The problem ▸ Show every line that has the string "icon" in it.

Dataset entries ▸
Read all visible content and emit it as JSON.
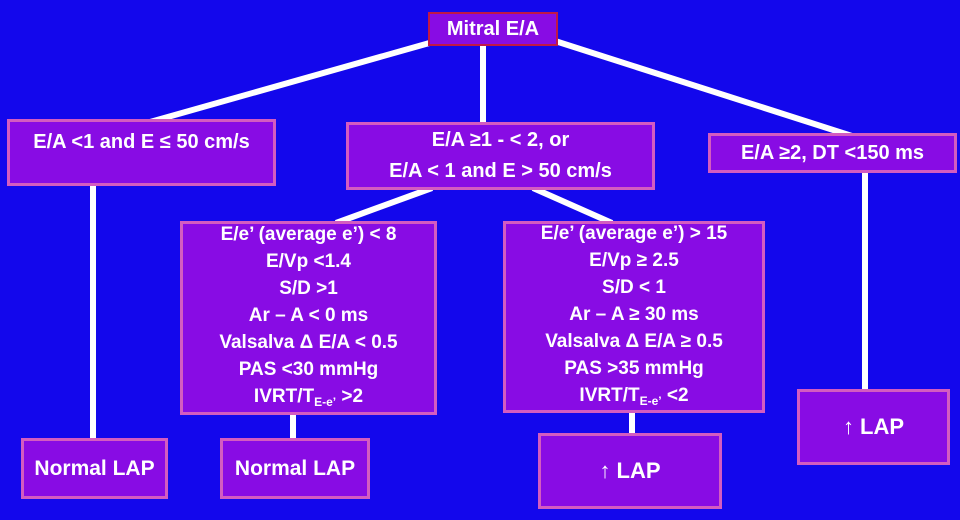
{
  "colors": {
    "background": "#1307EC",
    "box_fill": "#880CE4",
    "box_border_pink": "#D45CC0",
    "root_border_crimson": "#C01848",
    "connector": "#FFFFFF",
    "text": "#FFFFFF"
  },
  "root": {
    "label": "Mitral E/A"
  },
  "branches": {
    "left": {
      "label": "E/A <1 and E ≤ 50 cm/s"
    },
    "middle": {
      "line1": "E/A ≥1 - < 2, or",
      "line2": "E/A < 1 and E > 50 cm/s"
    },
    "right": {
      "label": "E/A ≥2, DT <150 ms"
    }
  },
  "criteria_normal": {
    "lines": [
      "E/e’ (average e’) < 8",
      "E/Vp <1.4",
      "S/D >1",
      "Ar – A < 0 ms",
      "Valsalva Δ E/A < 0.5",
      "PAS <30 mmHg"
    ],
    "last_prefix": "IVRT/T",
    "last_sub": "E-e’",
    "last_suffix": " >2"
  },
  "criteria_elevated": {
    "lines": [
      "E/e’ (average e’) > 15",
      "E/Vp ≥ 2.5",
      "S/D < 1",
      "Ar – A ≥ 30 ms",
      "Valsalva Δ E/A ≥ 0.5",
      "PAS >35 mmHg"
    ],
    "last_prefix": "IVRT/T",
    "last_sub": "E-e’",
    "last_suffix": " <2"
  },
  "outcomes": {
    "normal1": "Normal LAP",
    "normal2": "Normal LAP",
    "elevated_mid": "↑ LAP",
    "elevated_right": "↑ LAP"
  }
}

---

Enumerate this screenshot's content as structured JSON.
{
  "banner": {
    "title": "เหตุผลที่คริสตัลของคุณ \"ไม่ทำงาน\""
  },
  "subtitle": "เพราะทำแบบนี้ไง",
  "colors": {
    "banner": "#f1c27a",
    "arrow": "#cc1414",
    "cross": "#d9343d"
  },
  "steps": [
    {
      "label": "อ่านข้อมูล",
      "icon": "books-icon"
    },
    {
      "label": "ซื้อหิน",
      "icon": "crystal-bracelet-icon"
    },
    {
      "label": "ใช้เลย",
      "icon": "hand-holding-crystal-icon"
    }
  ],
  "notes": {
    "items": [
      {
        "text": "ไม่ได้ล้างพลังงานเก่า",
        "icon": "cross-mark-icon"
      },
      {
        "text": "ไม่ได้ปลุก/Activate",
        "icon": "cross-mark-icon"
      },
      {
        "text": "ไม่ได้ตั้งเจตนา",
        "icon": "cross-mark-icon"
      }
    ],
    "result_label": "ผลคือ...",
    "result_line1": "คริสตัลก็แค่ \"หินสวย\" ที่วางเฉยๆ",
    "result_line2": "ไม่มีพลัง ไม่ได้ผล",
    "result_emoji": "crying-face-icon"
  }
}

Response ▸
      "icon": "books-icon"
      "icon": "crystal-bracelet-icon"
      "icon": "hand-holding-crystal-icon"
        "icon": "cross-mark-icon"
        "icon": "cross-mark-icon"
        "icon": "cross-mark-icon"
    "result_emoji": "crying-face-icon"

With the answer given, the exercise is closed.